Your instructions – Reproduce the lines of the material exactly, excluding every image.

# # # #

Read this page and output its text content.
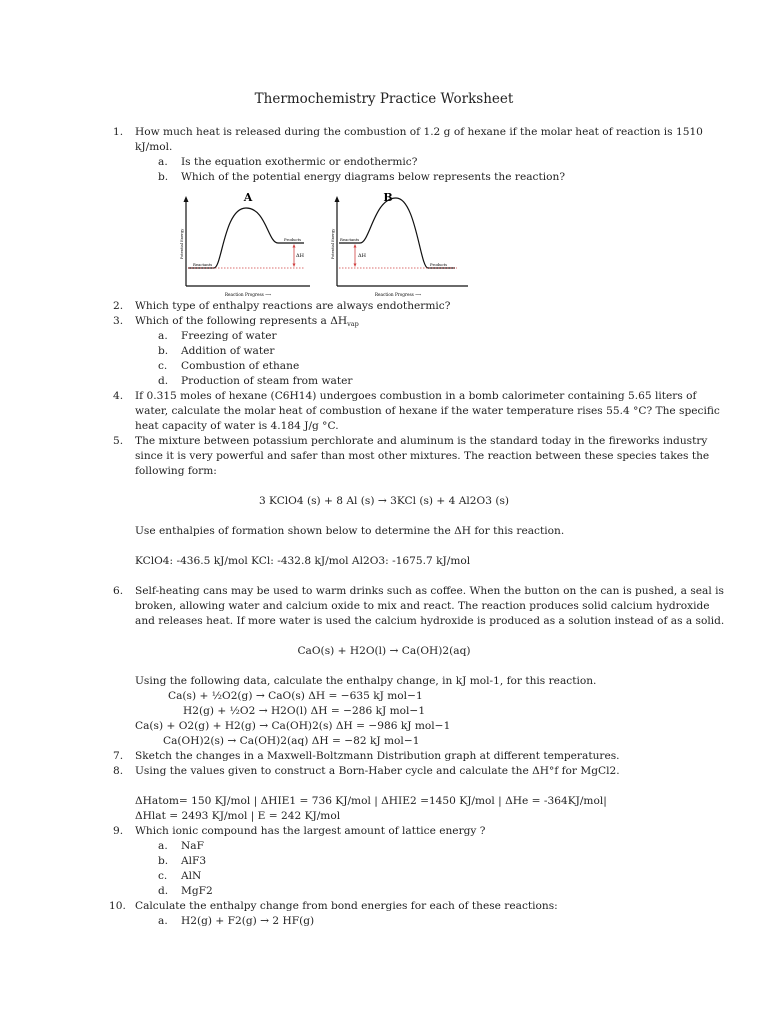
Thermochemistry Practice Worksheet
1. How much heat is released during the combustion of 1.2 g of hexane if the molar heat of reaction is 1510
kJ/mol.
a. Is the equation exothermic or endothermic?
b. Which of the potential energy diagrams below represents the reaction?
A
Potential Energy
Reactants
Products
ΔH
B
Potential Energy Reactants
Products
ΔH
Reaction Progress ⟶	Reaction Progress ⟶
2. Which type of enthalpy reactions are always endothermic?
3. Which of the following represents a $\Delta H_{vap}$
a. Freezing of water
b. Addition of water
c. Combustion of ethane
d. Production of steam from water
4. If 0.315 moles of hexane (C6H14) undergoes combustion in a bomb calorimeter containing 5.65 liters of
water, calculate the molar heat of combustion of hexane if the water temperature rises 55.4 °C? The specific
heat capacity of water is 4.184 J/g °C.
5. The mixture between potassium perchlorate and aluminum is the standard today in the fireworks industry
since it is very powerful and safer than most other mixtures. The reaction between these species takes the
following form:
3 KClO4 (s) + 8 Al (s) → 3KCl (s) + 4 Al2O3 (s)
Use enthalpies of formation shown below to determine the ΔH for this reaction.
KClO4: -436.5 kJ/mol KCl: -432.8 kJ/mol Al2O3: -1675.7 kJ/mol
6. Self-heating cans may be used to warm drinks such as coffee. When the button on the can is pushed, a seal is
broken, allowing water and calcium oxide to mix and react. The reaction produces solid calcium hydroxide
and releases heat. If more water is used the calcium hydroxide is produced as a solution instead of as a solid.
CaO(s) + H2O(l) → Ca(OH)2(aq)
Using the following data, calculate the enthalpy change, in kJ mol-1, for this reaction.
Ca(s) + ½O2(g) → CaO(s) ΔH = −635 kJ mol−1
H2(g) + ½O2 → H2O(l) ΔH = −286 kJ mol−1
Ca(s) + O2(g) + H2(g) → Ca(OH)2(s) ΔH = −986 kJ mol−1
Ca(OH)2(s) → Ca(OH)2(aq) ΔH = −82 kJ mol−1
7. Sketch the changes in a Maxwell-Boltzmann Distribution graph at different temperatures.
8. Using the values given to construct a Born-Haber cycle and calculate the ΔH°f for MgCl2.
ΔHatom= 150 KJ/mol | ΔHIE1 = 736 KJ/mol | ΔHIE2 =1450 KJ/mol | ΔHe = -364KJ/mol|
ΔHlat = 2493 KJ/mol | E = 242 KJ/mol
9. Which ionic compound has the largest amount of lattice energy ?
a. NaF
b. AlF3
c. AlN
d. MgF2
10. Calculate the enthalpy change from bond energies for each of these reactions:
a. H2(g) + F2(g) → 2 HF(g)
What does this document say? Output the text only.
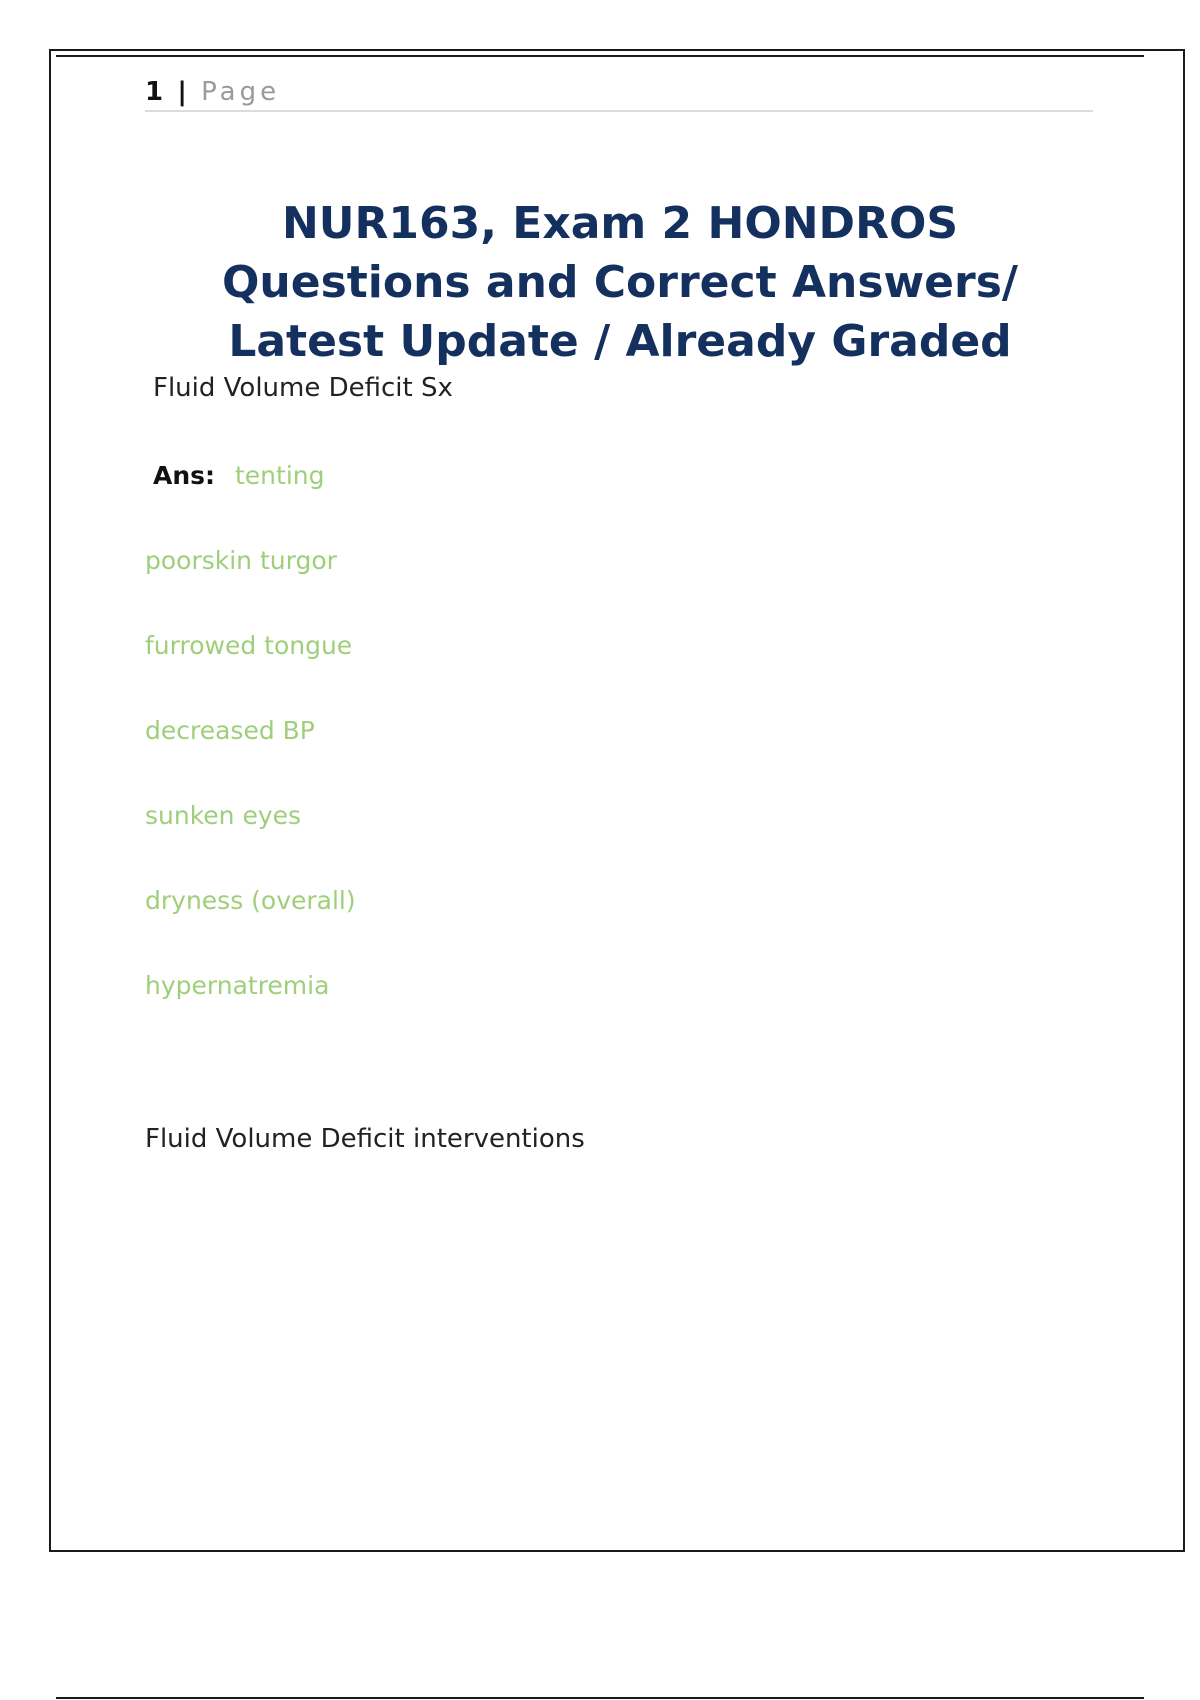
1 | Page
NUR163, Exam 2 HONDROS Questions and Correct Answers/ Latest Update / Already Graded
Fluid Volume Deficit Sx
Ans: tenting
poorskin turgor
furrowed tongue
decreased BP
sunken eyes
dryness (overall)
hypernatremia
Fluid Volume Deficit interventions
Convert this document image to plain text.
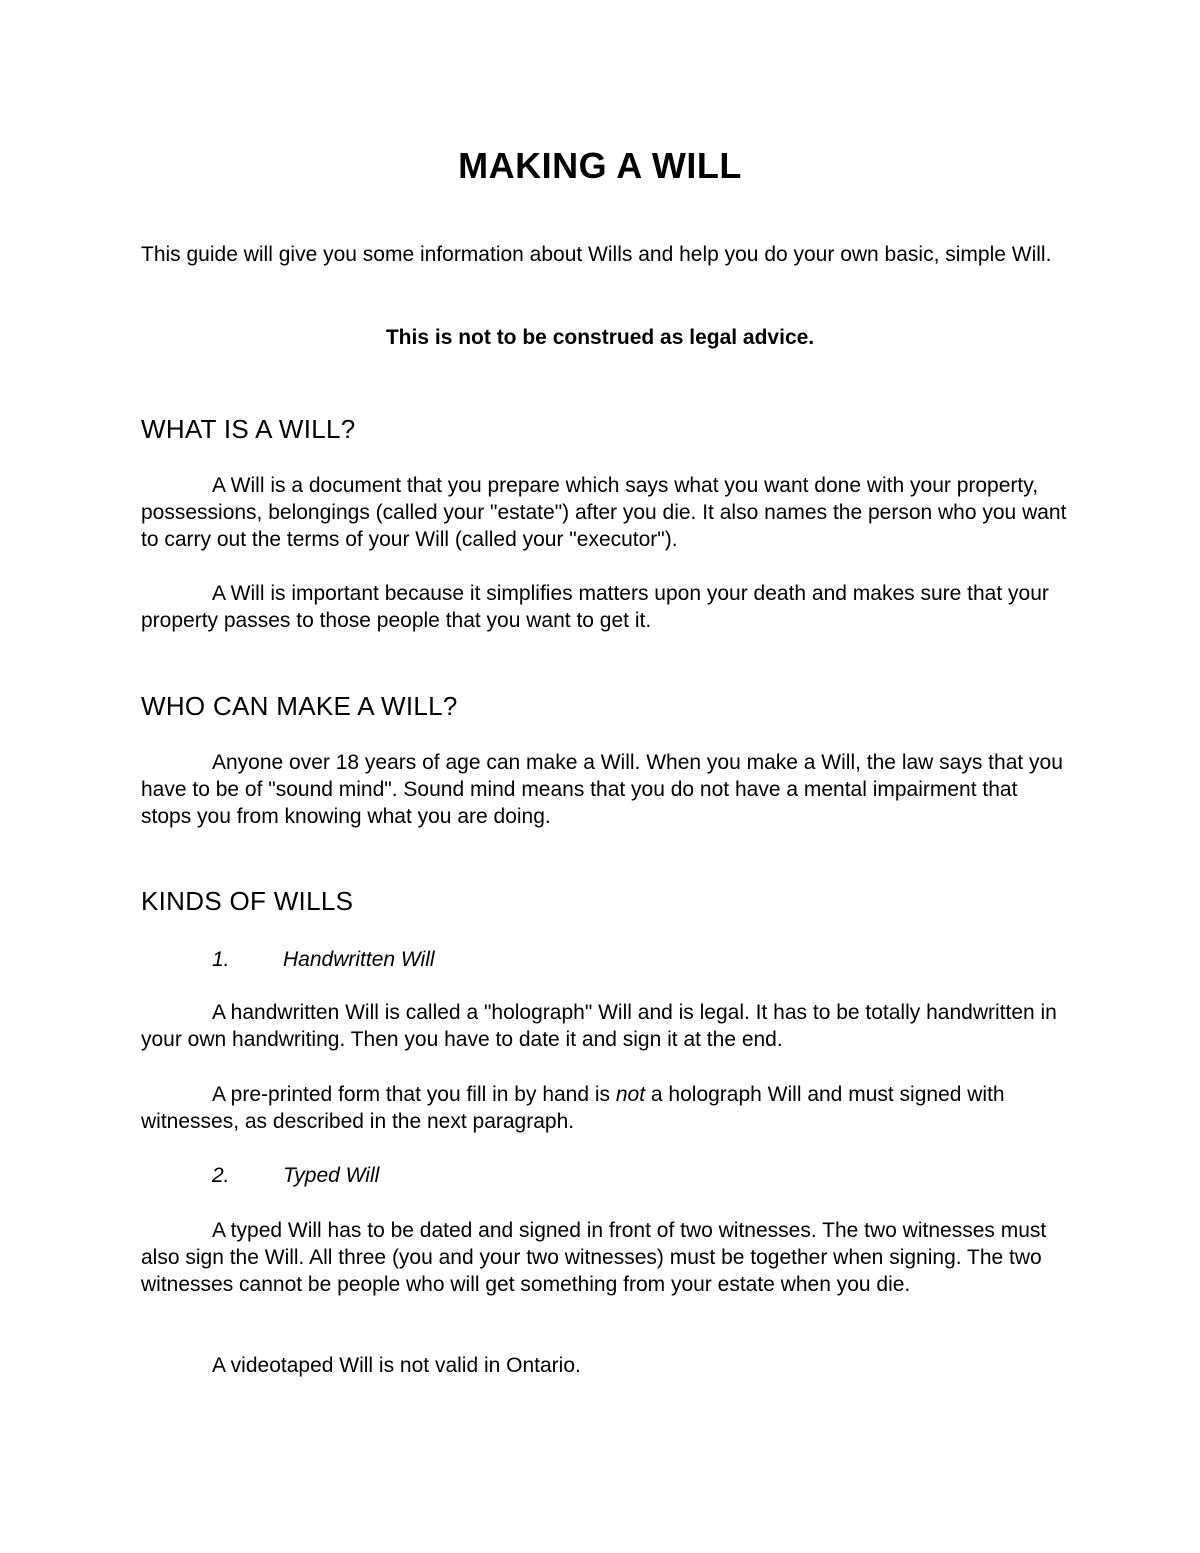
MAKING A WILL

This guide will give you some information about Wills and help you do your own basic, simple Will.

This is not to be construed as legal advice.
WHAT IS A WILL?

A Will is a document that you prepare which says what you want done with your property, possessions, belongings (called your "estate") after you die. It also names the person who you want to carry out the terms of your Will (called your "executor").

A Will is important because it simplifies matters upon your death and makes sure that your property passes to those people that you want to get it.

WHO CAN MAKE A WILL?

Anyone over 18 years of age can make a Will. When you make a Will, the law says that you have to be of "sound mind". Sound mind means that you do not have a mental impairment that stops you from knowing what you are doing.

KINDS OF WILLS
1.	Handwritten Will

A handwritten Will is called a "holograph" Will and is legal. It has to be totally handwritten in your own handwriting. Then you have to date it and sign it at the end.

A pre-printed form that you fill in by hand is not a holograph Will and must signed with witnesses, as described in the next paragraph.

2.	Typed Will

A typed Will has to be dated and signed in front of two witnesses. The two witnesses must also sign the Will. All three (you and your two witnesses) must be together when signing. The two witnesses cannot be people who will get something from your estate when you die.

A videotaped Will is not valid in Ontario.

# # # #

Solution to the problem –
Read this page and output its text content.
Thermochemistry Practice Worksheet
1. How much heat is released during the combustion of 1.2 g of hexane if the molar heat of reaction is 1510
kJ/mol.
a. Is the equation exothermic or endothermic?
b. Which of the potential energy diagrams below represents the reaction?
A
Potential Energy
Reactants
Products
ΔH
B
Potential Energy Reactants
Products
ΔH
Reaction Progress ⟶	Reaction Progress ⟶
2. Which type of enthalpy reactions are always endothermic?
3. Which of the following represents a $\Delta H_{vap}$
a. Freezing of water
b. Addition of water
c. Combustion of ethane
d. Production of steam from water
4. If 0.315 moles of hexane (C6H14) undergoes combustion in a bomb calorimeter containing 5.65 liters of
water, calculate the molar heat of combustion of hexane if the water temperature rises 55.4 °C? The specific
heat capacity of water is 4.184 J/g °C.
5. The mixture between potassium perchlorate and aluminum is the standard today in the fireworks industry
since it is very powerful and safer than most other mixtures. The reaction between these species takes the
following form:
3 KClO4 (s) + 8 Al (s) → 3KCl (s) + 4 Al2O3 (s)
Use enthalpies of formation shown below to determine the ΔH for this reaction.
KClO4: -436.5 kJ/mol KCl: -432.8 kJ/mol Al2O3: -1675.7 kJ/mol
6. Self-heating cans may be used to warm drinks such as coffee. When the button on the can is pushed, a seal is
broken, allowing water and calcium oxide to mix and react. The reaction produces solid calcium hydroxide
and releases heat. If more water is used the calcium hydroxide is produced as a solution instead of as a solid.
CaO(s) + H2O(l) → Ca(OH)2(aq)
Using the following data, calculate the enthalpy change, in kJ mol-1, for this reaction.
Ca(s) + ½O2(g) → CaO(s) ΔH = −635 kJ mol−1
H2(g) + ½O2 → H2O(l) ΔH = −286 kJ mol−1
Ca(s) + O2(g) + H2(g) → Ca(OH)2(s) ΔH = −986 kJ mol−1
Ca(OH)2(s) → Ca(OH)2(aq) ΔH = −82 kJ mol−1
7. Sketch the changes in a Maxwell-Boltzmann Distribution graph at different temperatures.
8. Using the values given to construct a Born-Haber cycle and calculate the ΔH°f for MgCl2.
ΔHatom= 150 KJ/mol | ΔHIE1 = 736 KJ/mol | ΔHIE2 =1450 KJ/mol | ΔHe = -364KJ/mol|
ΔHlat = 2493 KJ/mol | E = 242 KJ/mol
9. Which ionic compound has the largest amount of lattice energy ?
a. NaF
b. AlF3
c. AlN
d. MgF2
10. Calculate the enthalpy change from bond energies for each of these reactions:
a. H2(g) + F2(g) → 2 HF(g)
What does this document say? Output the text only.
1 | Page
NUR163, Exam 2 HONDROS Questions and Correct Answers/ Latest Update / Already Graded
Fluid Volume Deficit Sx
Ans: tenting
poorskin turgor
furrowed tongue
decreased BP
sunken eyes
dryness (overall)
hypernatremia
Fluid Volume Deficit interventions
Convert this document image to plain text.
MAKING A WILL

This guide will give you some information about Wills and help you do your own basic, simple Will.

This is not to be construed as legal advice.
WHAT IS A WILL?

A Will is a document that you prepare which says what you want done with your property, possessions, belongings (called your "estate") after you die. It also names the person who you want to carry out the terms of your Will (called your "executor").

A Will is important because it simplifies matters upon your death and makes sure that your property passes to those people that you want to get it.

WHO CAN MAKE A WILL?

Anyone over 18 years of age can make a Will. When you make a Will, the law says that you have to be of "sound mind". Sound mind means that you do not have a mental impairment that stops you from knowing what you are doing.

KINDS OF WILLS
1.	Handwritten Will

A handwritten Will is called a "holograph" Will and is legal. It has to be totally handwritten in your own handwriting. Then you have to date it and sign it at the end.

A pre-printed form that you fill in by hand is not a holograph Will and must signed with witnesses, as described in the next paragraph.

2.	Typed Will

A typed Will has to be dated and signed in front of two witnesses. The two witnesses must also sign the Will. All three (you and your two witnesses) must be together when signing. The two witnesses cannot be people who will get something from your estate when you die.

A videotaped Will is not valid in Ontario.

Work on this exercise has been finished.